## WHAT TO DO
Leave every picture out and write out the records below exactly.

--- START WORKING DATA ---

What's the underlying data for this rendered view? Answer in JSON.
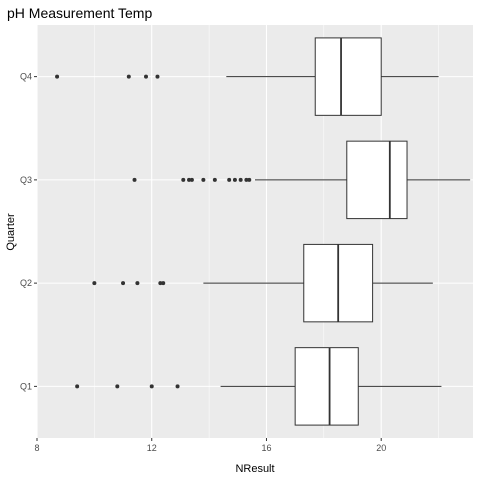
{
  "chart_data": {
    "type": "box",
    "orientation": "horizontal",
    "title": "pH Measurement Temp",
    "xlabel": "NResult",
    "ylabel": "Quarter",
    "xlim": [
      8,
      23.2
    ],
    "x_ticks": [
      8,
      12,
      16,
      20
    ],
    "grid": true,
    "categories": [
      "Q1",
      "Q2",
      "Q3",
      "Q4"
    ],
    "boxes": [
      {
        "category": "Q1",
        "whisker_low": 14.4,
        "q1": 17.0,
        "median": 18.2,
        "q3": 19.2,
        "whisker_high": 22.1,
        "outliers": [
          9.4,
          10.8,
          12.0,
          12.9
        ]
      },
      {
        "category": "Q2",
        "whisker_low": 13.8,
        "q1": 17.3,
        "median": 18.5,
        "q3": 19.7,
        "whisker_high": 21.8,
        "outliers": [
          10.0,
          11.0,
          11.5,
          12.3,
          12.4
        ]
      },
      {
        "category": "Q3",
        "whisker_low": 15.6,
        "q1": 18.8,
        "median": 20.3,
        "q3": 20.9,
        "whisker_high": 23.1,
        "outliers": [
          11.4,
          13.1,
          13.3,
          13.4,
          13.8,
          14.2,
          14.7,
          14.9,
          15.1,
          15.3,
          15.4
        ]
      },
      {
        "category": "Q4",
        "whisker_low": 14.6,
        "q1": 17.7,
        "median": 18.6,
        "q3": 20.0,
        "whisker_high": 22.0,
        "outliers": [
          8.7,
          11.2,
          11.8,
          12.2
        ]
      }
    ],
    "colors": {
      "panel": "#ebebeb",
      "grid_major": "#ffffff",
      "box_fill": "#ffffff",
      "box_line": "#333333",
      "outlier": "#333333"
    }
  }
}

--- END WORKING DATA ---

## WRITTEN SOLUTION
What's the underlying data for this rendered view? Answer in JSON.
{
  "chart_data": {
    "type": "box",
    "orientation": "horizontal",
    "title": "pH Measurement Temp",
    "xlabel": "NResult",
    "ylabel": "Quarter",
    "xlim": [
      8,
      23.2
    ],
    "x_ticks": [
      8,
      12,
      16,
      20
    ],
    "grid": true,
    "categories": [
      "Q1",
      "Q2",
      "Q3",
      "Q4"
    ],
    "boxes": [
      {
        "category": "Q1",
        "whisker_low": 14.4,
        "q1": 17.0,
        "median": 18.2,
        "q3": 19.2,
        "whisker_high": 22.1,
        "outliers": [
          9.4,
          10.8,
          12.0,
          12.9
        ]
      },
      {
        "category": "Q2",
        "whisker_low": 13.8,
        "q1": 17.3,
        "median": 18.5,
        "q3": 19.7,
        "whisker_high": 21.8,
        "outliers": [
          10.0,
          11.0,
          11.5,
          12.3,
          12.4
        ]
      },
      {
        "category": "Q3",
        "whisker_low": 15.6,
        "q1": 18.8,
        "median": 20.3,
        "q3": 20.9,
        "whisker_high": 23.1,
        "outliers": [
          11.4,
          13.1,
          13.3,
          13.4,
          13.8,
          14.2,
          14.7,
          14.9,
          15.1,
          15.3,
          15.4
        ]
      },
      {
        "category": "Q4",
        "whisker_low": 14.6,
        "q1": 17.7,
        "median": 18.6,
        "q3": 20.0,
        "whisker_high": 22.0,
        "outliers": [
          8.7,
          11.2,
          11.8,
          12.2
        ]
      }
    ],
    "colors": {
      "panel": "#ebebeb",
      "grid_major": "#ffffff",
      "box_fill": "#ffffff",
      "box_line": "#333333",
      "outlier": "#333333"
    }
  }
}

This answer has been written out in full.